Start of Task material
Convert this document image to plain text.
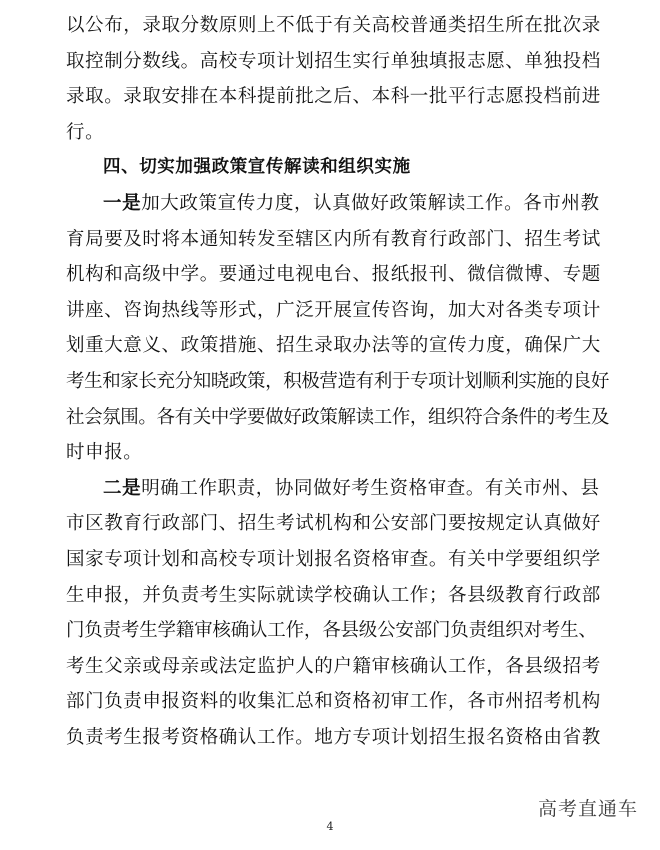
以公布，录取分数原则上不低于有关高校普通类招生所在批次录
取控制分数线。高校专项计划招生实行单独填报志愿、单独投档
录取。录取安排在本科提前批之后、本科一批平行志愿投档前进
行。
四、切实加强政策宣传解读和组织实施
一是加大政策宣传力度，认真做好政策解读工作。各市州教
育局要及时将本通知转发至辖区内所有教育行政部门、招生考试
机构和高级中学。要通过电视电台、报纸报刊、微信微博、专题
讲座、咨询热线等形式，广泛开展宣传咨询，加大对各类专项计
划重大意义、政策措施、招生录取办法等的宣传力度，确保广大
考生和家长充分知晓政策，积极营造有利于专项计划顺利实施的良好
社会氛围。各有关中学要做好政策解读工作，组织符合条件的考生及
时申报。
二是明确工作职责，协同做好考生资格审查。有关市州、县
市区教育行政部门、招生考试机构和公安部门要按规定认真做好
国家专项计划和高校专项计划报名资格审查。有关中学要组织学
生申报，并负责考生实际就读学校确认工作；各县级教育行政部
门负责考生学籍审核确认工作，各县级公安部门负责组织对考生、
考生父亲或母亲或法定监护人的户籍审核确认工作，各县级招考
部门负责申报资料的收集汇总和资格初审工作，各市州招考机构
负责考生报考资格确认工作。地方专项计划招生报名资格由省教
高考直通车
4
End of Task material
* [Work to be completed] Skip the pictures, then retype every line above exactly.

* [Task response]
Convert this document image to plain text.
以公布，录取分数原则上不低于有关高校普通类招生所在批次录
取控制分数线。高校专项计划招生实行单独填报志愿、单独投档
录取。录取安排在本科提前批之后、本科一批平行志愿投档前进
行。
四、切实加强政策宣传解读和组织实施
一是加大政策宣传力度，认真做好政策解读工作。各市州教
育局要及时将本通知转发至辖区内所有教育行政部门、招生考试
机构和高级中学。要通过电视电台、报纸报刊、微信微博、专题
讲座、咨询热线等形式，广泛开展宣传咨询，加大对各类专项计
划重大意义、政策措施、招生录取办法等的宣传力度，确保广大
考生和家长充分知晓政策，积极营造有利于专项计划顺利实施的良好
社会氛围。各有关中学要做好政策解读工作，组织符合条件的考生及
时申报。
二是明确工作职责，协同做好考生资格审查。有关市州、县
市区教育行政部门、招生考试机构和公安部门要按规定认真做好
国家专项计划和高校专项计划报名资格审查。有关中学要组织学
生申报，并负责考生实际就读学校确认工作；各县级教育行政部
门负责考生学籍审核确认工作，各县级公安部门负责组织对考生、
考生父亲或母亲或法定监护人的户籍审核确认工作，各县级招考
部门负责申报资料的收集汇总和资格初审工作，各市州招考机构
负责考生报考资格确认工作。地方专项计划招生报名资格由省教
高考直通车
4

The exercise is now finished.